What is needed – Answer with one number: the count of lines in this material that hold the word "color".

*****

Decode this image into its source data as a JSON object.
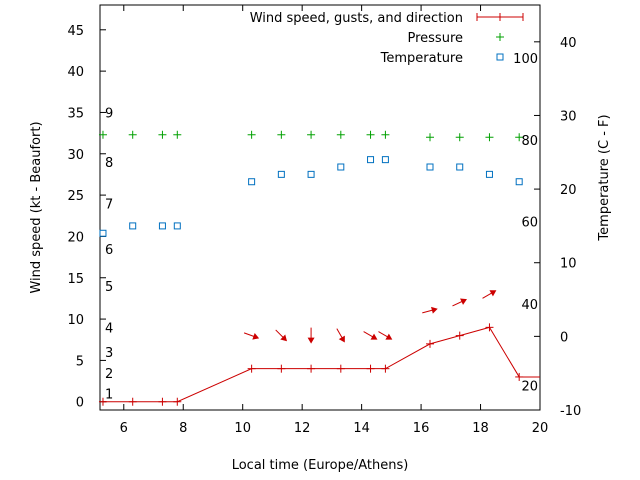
{
  "chart_data": {
    "type": "line",
    "xlabel": "Local time (Europe/Athens)",
    "ylabel": "Wind speed (kt - Beaufort)",
    "y2label": "Temperature (C - F)",
    "xlim": [
      5.2,
      20
    ],
    "ylim": [
      -1,
      48
    ],
    "y2lim": [
      -10,
      45
    ],
    "x_ticks": [
      6,
      8,
      10,
      12,
      14,
      16,
      18,
      20
    ],
    "y_ticks": [
      0,
      5,
      10,
      15,
      20,
      25,
      30,
      35,
      40,
      45
    ],
    "y2_ticks": [
      -10,
      0,
      10,
      20,
      30,
      40
    ],
    "beaufort_labels": [
      {
        "label": "1",
        "kt": 1
      },
      {
        "label": "2",
        "kt": 3.5
      },
      {
        "label": "3",
        "kt": 6
      },
      {
        "label": "4",
        "kt": 9
      },
      {
        "label": "5",
        "kt": 14
      },
      {
        "label": "6",
        "kt": 18.5
      },
      {
        "label": "7",
        "kt": 24
      },
      {
        "label": "8",
        "kt": 29
      },
      {
        "label": "9",
        "kt": 35
      }
    ],
    "fahrenheit_labels": [
      {
        "label": "20",
        "temp_c": -6.7
      },
      {
        "label": "40",
        "temp_c": 4.4
      },
      {
        "label": "60",
        "temp_c": 15.6
      },
      {
        "label": "80",
        "temp_c": 26.7
      },
      {
        "label": "100",
        "temp_c": 37.8
      }
    ],
    "legend_position": "top-right",
    "series": [
      {
        "name": "Wind speed, gusts, and direction",
        "color": "#cc0000",
        "axis": "left",
        "x": [
          5.3,
          6.3,
          7.3,
          7.8,
          10.3,
          11.3,
          12.3,
          13.3,
          14.3,
          14.8,
          16.3,
          17.3,
          18.3,
          19.3
        ],
        "values": [
          0,
          0,
          0,
          0,
          4,
          4,
          4,
          4,
          4,
          4,
          7,
          8,
          9,
          3
        ],
        "direction_arrows": [
          {
            "x": 10.3,
            "y": 8,
            "angle": 20
          },
          {
            "x": 11.3,
            "y": 8,
            "angle": 45
          },
          {
            "x": 12.3,
            "y": 8,
            "angle": 90
          },
          {
            "x": 13.3,
            "y": 8,
            "angle": 60
          },
          {
            "x": 14.3,
            "y": 8,
            "angle": 30
          },
          {
            "x": 14.8,
            "y": 8,
            "angle": 30
          },
          {
            "x": 16.3,
            "y": 11,
            "angle": -15
          },
          {
            "x": 17.3,
            "y": 12,
            "angle": -25
          },
          {
            "x": 18.3,
            "y": 13,
            "angle": -30
          }
        ]
      },
      {
        "name": "Pressure",
        "color": "#00a000",
        "axis": "left",
        "x": [
          5.3,
          6.3,
          7.3,
          7.8,
          10.3,
          11.3,
          12.3,
          13.3,
          14.3,
          14.8,
          16.3,
          17.3,
          18.3,
          19.3
        ],
        "values": [
          32.3,
          32.3,
          32.3,
          32.3,
          32.3,
          32.3,
          32.3,
          32.3,
          32.3,
          32.3,
          32.0,
          32.0,
          32.0,
          32.0
        ]
      },
      {
        "name": "Temperature",
        "color": "#0070c0",
        "axis": "right",
        "x": [
          5.3,
          6.3,
          7.3,
          7.8,
          10.3,
          11.3,
          12.3,
          13.3,
          14.3,
          14.8,
          16.3,
          17.3,
          18.3,
          19.3
        ],
        "values": [
          14,
          15,
          15,
          15,
          21,
          22,
          22,
          23,
          24,
          24,
          23,
          23,
          22,
          21
        ]
      }
    ]
  }
}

*****

Written answer – 3